## begin

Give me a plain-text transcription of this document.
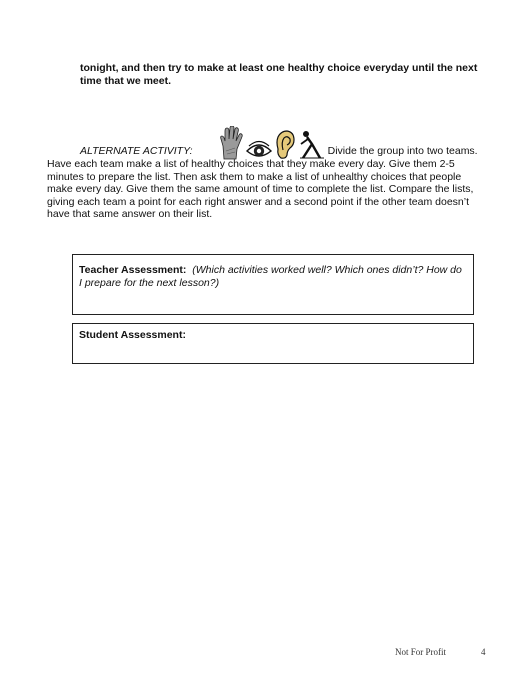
tonight, and then try to make at least one healthy choice everyday until the next time that we meet.
ALTERNATE ACTIVITY:	Divide the group into two teams.
Have each team make a list of healthy choices that they make every day. Give them 2-5 minutes to prepare the list. Then ask them to make a list of unhealthy choices that people make every day. Give them the same amount of time to complete the list. Compare the lists, giving each team a point for each right answer and a second point if the other team doesn’t have that same answer on their list.
Teacher Assessment: (Which activities worked well? Which ones didn’t? How do I prepare for the next lesson?)
Student Assessment:
Not For Profit	4
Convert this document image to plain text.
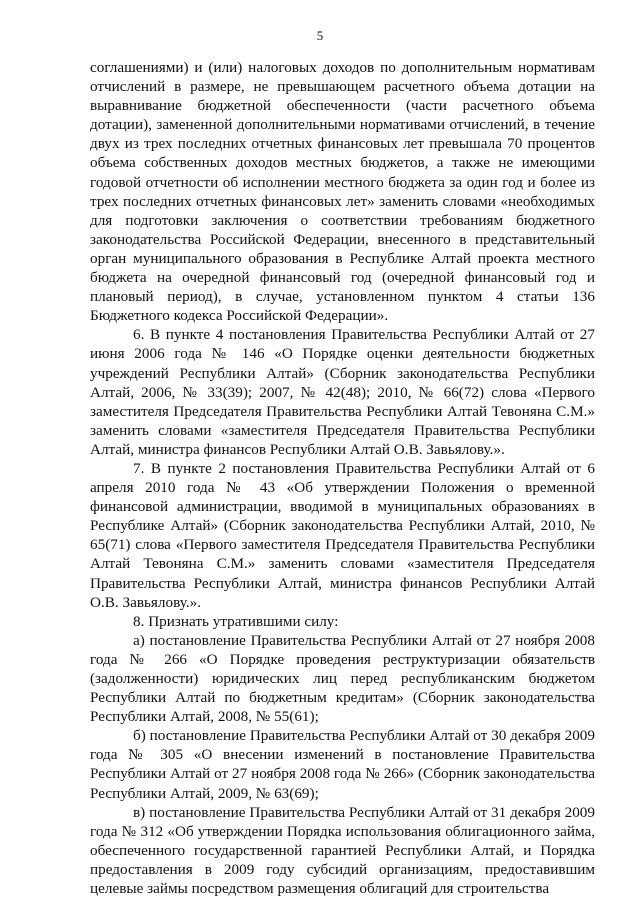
5

соглашениями) и (или) налоговых доходов по дополнительным нормативам отчислений в размере, не превышающем расчетного объема дотации на выравнивание бюджетной обеспеченности (части расчетного объема дотации), замененной дополнительными нормативами отчислений, в течение двух из трех последних отчетных финансовых лет превышала 70 процентов объема собственных доходов местных бюджетов, а также не имеющими годовой отчетности об исполнении местного бюджета за один год и более из трех последних отчетных финансовых лет» заменить словами «необходимых для подготовки заключения о соответствии требованиям бюджетного законодательства Российской Федерации, внесенного в представительный орган муниципального образования в Республике Алтай проекта местного бюджета на очередной финансовый год (очередной финансовый год и плановый период), в случае, установленном пунктом 4 статьи 136 Бюджетного кодекса Российской Федерации».

6. В пункте 4 постановления Правительства Республики Алтай от 27 июня 2006 года № 146 «О Порядке оценки деятельности бюджетных учреждений Республики Алтай» (Сборник законодательства Республики Алтай, 2006, № 33(39); 2007, № 42(48); 2010, № 66(72) слова «Первого заместителя Председателя Правительства Республики Алтай Тевоняна С.М.» заменить словами «заместителя Председателя Правительства Республики Алтай, министра финансов Республики Алтай О.В. Завьялову.».

7. В пункте 2 постановления Правительства Республики Алтай от 6 апреля 2010 года № 43 «Об утверждении Положения о временной финансовой администрации, вводимой в муниципальных образованиях в Республике Алтай» (Сборник законодательства Республики Алтай, 2010, № 65(71) слова «Первого заместителя Председателя Правительства Республики Алтай Тевоняна С.М.» заменить словами «заместителя Председателя Правительства Республики Алтай, министра финансов Республики Алтай О.В. Завьялову.».

8. Признать утратившими силу:

а) постановление Правительства Республики Алтай от 27 ноября 2008 года № 266 «О Порядке проведения реструктуризации обязательств (задолженности) юридических лиц перед республиканским бюджетом Республики Алтай по бюджетным кредитам» (Сборник законодательства Республики Алтай, 2008, № 55(61);

б) постановление Правительства Республики Алтай от 30 декабря 2009 года № 305 «О внесении изменений в постановление Правительства Республики Алтай от 27 ноября 2008 года № 266» (Сборник законодательства Республики Алтай, 2009, № 63(69);

в) постановление Правительства Республики Алтай от 31 декабря 2009 года № 312 «Об утверждении Порядка использования облигационного займа, обеспеченного государственной гарантией Республики Алтай, и Порядка предоставления в 2009 году субсидий организациям, предоставившим целевые займы посредством размещения облигаций для строительства
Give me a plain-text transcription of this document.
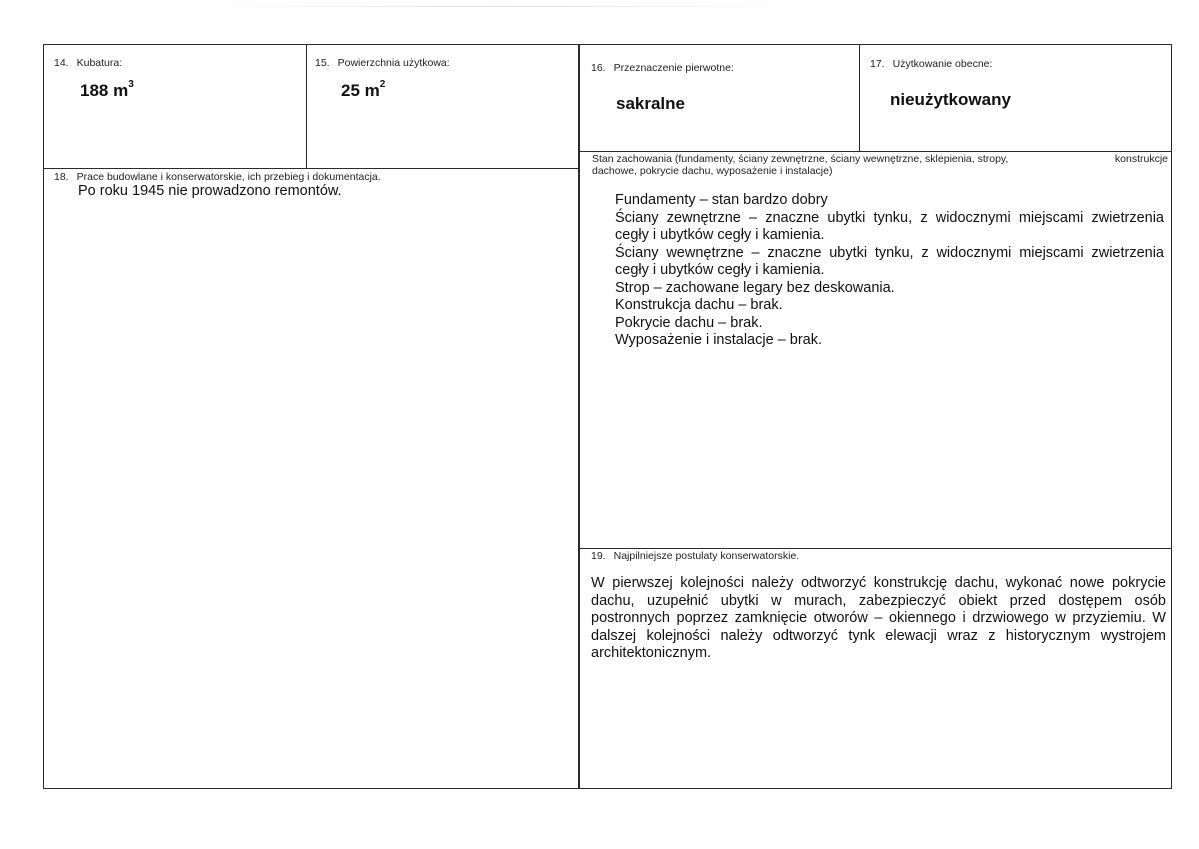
14. Kubatura:
188 $m^3$
15. Powierzchnia użytkowa:
25 $m^2$
16. Przeznaczenie pierwotne:
sakralne
17. Użytkowanie obecne:
nieużytkowany
18. Prace budowlane i konserwatorskie, ich przebieg i dokumentacja.
Po roku 1945 nie prowadzono remontów.
Stan zachowania (fundamenty, ściany zewnętrzne, ściany wewnętrzne, sklepienia, stropy,	konstrukcje
dachowe, pokrycie dachu, wyposażenie i instalacje)
Fundamenty – stan bardzo dobry
Ściany zewnętrzne – znaczne ubytki tynku, z widocznymi miejscami zwietrzenia cegły i ubytków cegły i kamienia.
Ściany wewnętrzne – znaczne ubytki tynku, z widocznymi miejscami zwietrzenia cegły i ubytków cegły i kamienia.
Strop – zachowane legary bez deskowania.
Konstrukcja dachu – brak.
Pokrycie dachu – brak.
Wyposażenie i instalacje – brak.
19. Najpilniejsze postulaty konserwatorskie.
W pierwszej kolejności należy odtworzyć konstrukcję dachu, wykonać nowe pokrycie dachu, uzupełnić ubytki w murach, zabezpieczyć obiekt przed dostępem osób postronnych poprzez zamknięcie otworów – okiennego i drzwiowego w przyziemiu. W dalszej kolejności należy odtworzyć tynk elewacji wraz z historycznym wystrojem architektonicznym.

## end

What the task asks:
Reproduce every line of the material precisely, omitting its pictures.

Full response:
Give me a plain-text transcription of this document.
tonight, and then try to make at least one healthy choice everyday until the next time that we meet.
ALTERNATE ACTIVITY:	Divide the group into two teams.
Have each team make a list of healthy choices that they make every day. Give them 2-5 minutes to prepare the list. Then ask them to make a list of unhealthy choices that people make every day. Give them the same amount of time to complete the list. Compare the lists, giving each team a point for each right answer and a second point if the other team doesn’t have that same answer on their list.
Teacher Assessment: (Which activities worked well? Which ones didn’t? How do I prepare for the next lesson?)
Student Assessment:
Not For Profit	4
Convert this document image to plain text.
5

соглашениями) и (или) налоговых доходов по дополнительным нормативам отчислений в размере, не превышающем расчетного объема дотации на выравнивание бюджетной обеспеченности (части расчетного объема дотации), замененной дополнительными нормативами отчислений, в течение двух из трех последних отчетных финансовых лет превышала 70 процентов объема собственных доходов местных бюджетов, а также не имеющими годовой отчетности об исполнении местного бюджета за один год и более из трех последних отчетных финансовых лет» заменить словами «необходимых для подготовки заключения о соответствии требованиям бюджетного законодательства Российской Федерации, внесенного в представительный орган муниципального образования в Республике Алтай проекта местного бюджета на очередной финансовый год (очередной финансовый год и плановый период), в случае, установленном пунктом 4 статьи 136 Бюджетного кодекса Российской Федерации».

6. В пункте 4 постановления Правительства Республики Алтай от 27 июня 2006 года № 146 «О Порядке оценки деятельности бюджетных учреждений Республики Алтай» (Сборник законодательства Республики Алтай, 2006, № 33(39); 2007, № 42(48); 2010, № 66(72) слова «Первого заместителя Председателя Правительства Республики Алтай Тевоняна С.М.» заменить словами «заместителя Председателя Правительства Республики Алтай, министра финансов Республики Алтай О.В. Завьялову.».

7. В пункте 2 постановления Правительства Республики Алтай от 6 апреля 2010 года № 43 «Об утверждении Положения о временной финансовой администрации, вводимой в муниципальных образованиях в Республике Алтай» (Сборник законодательства Республики Алтай, 2010, № 65(71) слова «Первого заместителя Председателя Правительства Республики Алтай Тевоняна С.М.» заменить словами «заместителя Председателя Правительства Республики Алтай, министра финансов Республики Алтай О.В. Завьялову.».

8. Признать утратившими силу:

а) постановление Правительства Республики Алтай от 27 ноября 2008 года № 266 «О Порядке проведения реструктуризации обязательств (задолженности) юридических лиц перед республиканским бюджетом Республики Алтай по бюджетным кредитам» (Сборник законодательства Республики Алтай, 2008, № 55(61);

б) постановление Правительства Республики Алтай от 30 декабря 2009 года № 305 «О внесении изменений в постановление Правительства Республики Алтай от 27 ноября 2008 года № 266» (Сборник законодательства Республики Алтай, 2009, № 63(69);

в) постановление Правительства Республики Алтай от 31 декабря 2009 года № 312 «Об утверждении Порядка использования облигационного займа, обеспеченного государственной гарантией Республики Алтай, и Порядка предоставления в 2009 году субсидий организациям, предоставившим целевые займы посредством размещения облигаций для строительства
Give me a plain-text transcription of this document.
14. Kubatura:
188 $m^3$
15. Powierzchnia użytkowa:
25 $m^2$
16. Przeznaczenie pierwotne:
sakralne
17. Użytkowanie obecne:
nieużytkowany
18. Prace budowlane i konserwatorskie, ich przebieg i dokumentacja.
Po roku 1945 nie prowadzono remontów.
Stan zachowania (fundamenty, ściany zewnętrzne, ściany wewnętrzne, sklepienia, stropy,	konstrukcje
dachowe, pokrycie dachu, wyposażenie i instalacje)
Fundamenty – stan bardzo dobry
Ściany zewnętrzne – znaczne ubytki tynku, z widocznymi miejscami zwietrzenia cegły i ubytków cegły i kamienia.
Ściany wewnętrzne – znaczne ubytki tynku, z widocznymi miejscami zwietrzenia cegły i ubytków cegły i kamienia.
Strop – zachowane legary bez deskowania.
Konstrukcja dachu – brak.
Pokrycie dachu – brak.
Wyposażenie i instalacje – brak.
19. Najpilniejsze postulaty konserwatorskie.
W pierwszej kolejności należy odtworzyć konstrukcję dachu, wykonać nowe pokrycie dachu, uzupełnić ubytki w murach, zabezpieczyć obiekt przed dostępem osób postronnych poprzez zamknięcie otworów – okiennego i drzwiowego w przyziemiu. W dalszej kolejności należy odtworzyć tynk elewacji wraz z historycznym wystrojem architektonicznym.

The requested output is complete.